'''
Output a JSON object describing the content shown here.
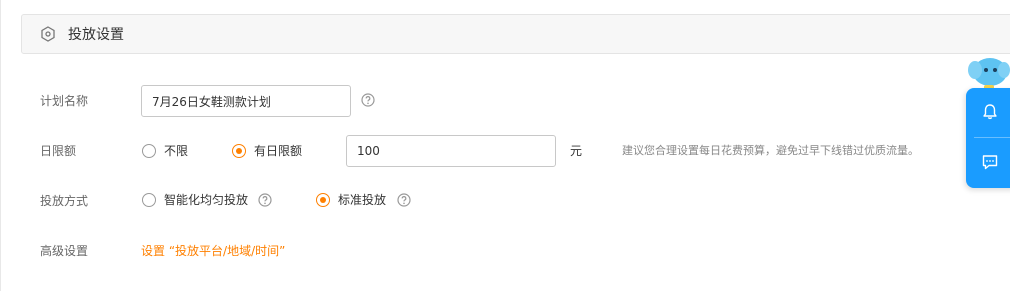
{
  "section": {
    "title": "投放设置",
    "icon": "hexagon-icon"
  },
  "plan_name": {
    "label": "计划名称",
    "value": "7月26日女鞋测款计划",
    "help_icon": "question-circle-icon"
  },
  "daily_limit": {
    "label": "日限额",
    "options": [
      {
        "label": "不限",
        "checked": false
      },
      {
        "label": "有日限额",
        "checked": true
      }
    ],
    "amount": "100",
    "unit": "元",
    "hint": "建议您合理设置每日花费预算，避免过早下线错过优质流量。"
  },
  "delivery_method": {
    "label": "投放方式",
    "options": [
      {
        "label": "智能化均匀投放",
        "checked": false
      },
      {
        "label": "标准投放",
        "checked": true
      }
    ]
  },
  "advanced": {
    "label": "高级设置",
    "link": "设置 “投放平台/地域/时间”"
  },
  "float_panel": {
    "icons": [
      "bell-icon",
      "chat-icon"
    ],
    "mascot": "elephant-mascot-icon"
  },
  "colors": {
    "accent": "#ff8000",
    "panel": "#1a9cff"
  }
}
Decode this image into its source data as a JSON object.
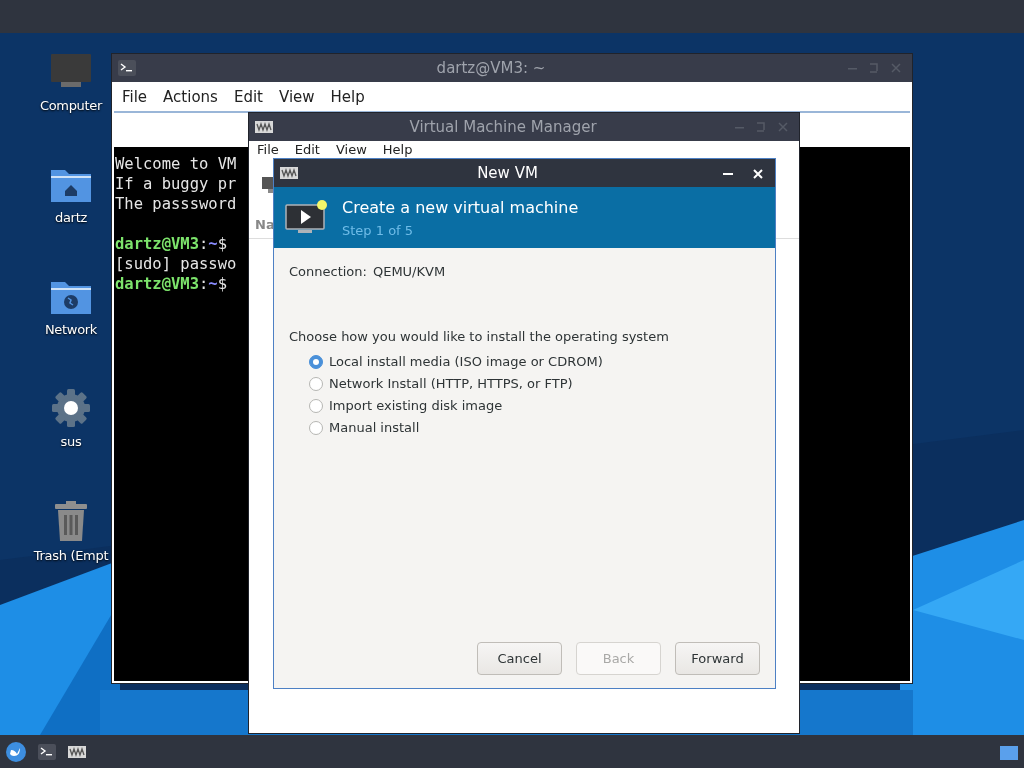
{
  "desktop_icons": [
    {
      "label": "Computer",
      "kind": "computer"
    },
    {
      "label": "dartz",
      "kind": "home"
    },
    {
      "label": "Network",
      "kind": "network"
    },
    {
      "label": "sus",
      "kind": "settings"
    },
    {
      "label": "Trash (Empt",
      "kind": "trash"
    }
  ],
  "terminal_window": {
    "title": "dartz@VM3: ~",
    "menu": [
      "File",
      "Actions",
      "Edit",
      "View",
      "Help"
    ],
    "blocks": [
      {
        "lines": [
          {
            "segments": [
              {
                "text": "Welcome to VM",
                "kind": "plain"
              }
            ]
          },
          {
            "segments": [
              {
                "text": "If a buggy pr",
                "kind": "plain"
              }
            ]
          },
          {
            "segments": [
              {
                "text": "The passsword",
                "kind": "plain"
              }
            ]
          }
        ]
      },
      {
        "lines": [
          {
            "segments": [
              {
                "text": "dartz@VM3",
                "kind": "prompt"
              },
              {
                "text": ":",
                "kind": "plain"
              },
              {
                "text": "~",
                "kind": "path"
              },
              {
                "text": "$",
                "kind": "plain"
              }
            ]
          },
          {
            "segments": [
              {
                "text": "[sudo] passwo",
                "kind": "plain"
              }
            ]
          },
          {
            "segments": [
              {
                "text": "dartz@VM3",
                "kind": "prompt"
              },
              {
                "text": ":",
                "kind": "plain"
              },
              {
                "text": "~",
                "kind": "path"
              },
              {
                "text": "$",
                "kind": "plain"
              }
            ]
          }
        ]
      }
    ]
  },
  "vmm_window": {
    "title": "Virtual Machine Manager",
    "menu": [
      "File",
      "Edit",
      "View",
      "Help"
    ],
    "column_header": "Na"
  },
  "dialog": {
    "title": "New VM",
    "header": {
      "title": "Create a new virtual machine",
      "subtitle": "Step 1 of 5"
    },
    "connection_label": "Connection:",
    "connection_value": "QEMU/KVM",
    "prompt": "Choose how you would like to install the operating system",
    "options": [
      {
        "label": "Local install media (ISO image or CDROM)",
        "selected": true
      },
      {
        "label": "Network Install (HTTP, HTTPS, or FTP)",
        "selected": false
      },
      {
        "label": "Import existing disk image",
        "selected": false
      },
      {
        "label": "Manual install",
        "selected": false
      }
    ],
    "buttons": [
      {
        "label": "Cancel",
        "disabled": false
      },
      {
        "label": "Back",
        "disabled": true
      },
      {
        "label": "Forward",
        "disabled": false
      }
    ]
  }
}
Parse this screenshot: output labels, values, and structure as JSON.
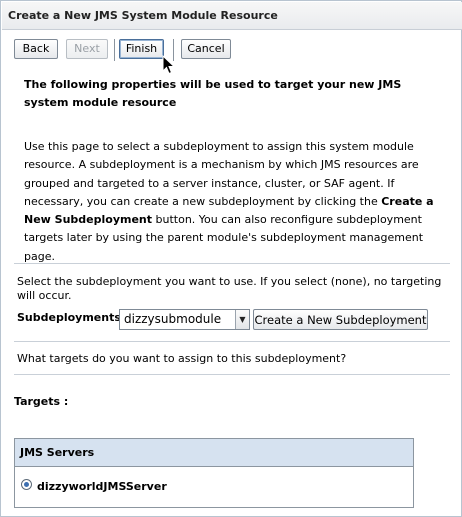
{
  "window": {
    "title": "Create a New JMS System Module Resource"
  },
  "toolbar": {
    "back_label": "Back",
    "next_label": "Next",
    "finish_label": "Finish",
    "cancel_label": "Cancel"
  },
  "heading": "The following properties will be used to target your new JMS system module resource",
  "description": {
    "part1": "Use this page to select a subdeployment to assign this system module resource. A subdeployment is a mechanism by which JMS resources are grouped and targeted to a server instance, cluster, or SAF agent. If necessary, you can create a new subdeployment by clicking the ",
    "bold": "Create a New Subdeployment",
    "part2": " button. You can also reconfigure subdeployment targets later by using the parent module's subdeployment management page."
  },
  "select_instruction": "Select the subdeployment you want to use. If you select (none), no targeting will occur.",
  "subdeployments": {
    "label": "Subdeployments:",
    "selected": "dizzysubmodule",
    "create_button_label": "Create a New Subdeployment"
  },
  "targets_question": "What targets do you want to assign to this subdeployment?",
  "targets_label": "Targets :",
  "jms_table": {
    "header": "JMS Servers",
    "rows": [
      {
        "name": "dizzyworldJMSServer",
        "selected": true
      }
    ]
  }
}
'''
**Required work:** Search the data above for the word "JSON", then gather each line in which it appears.

**Problem solution:**
Output a JSON object describing the content shown here.
Decode this image into its source data as a JSON object.
Parse this screenshot: output labels, values, and structure as JSON.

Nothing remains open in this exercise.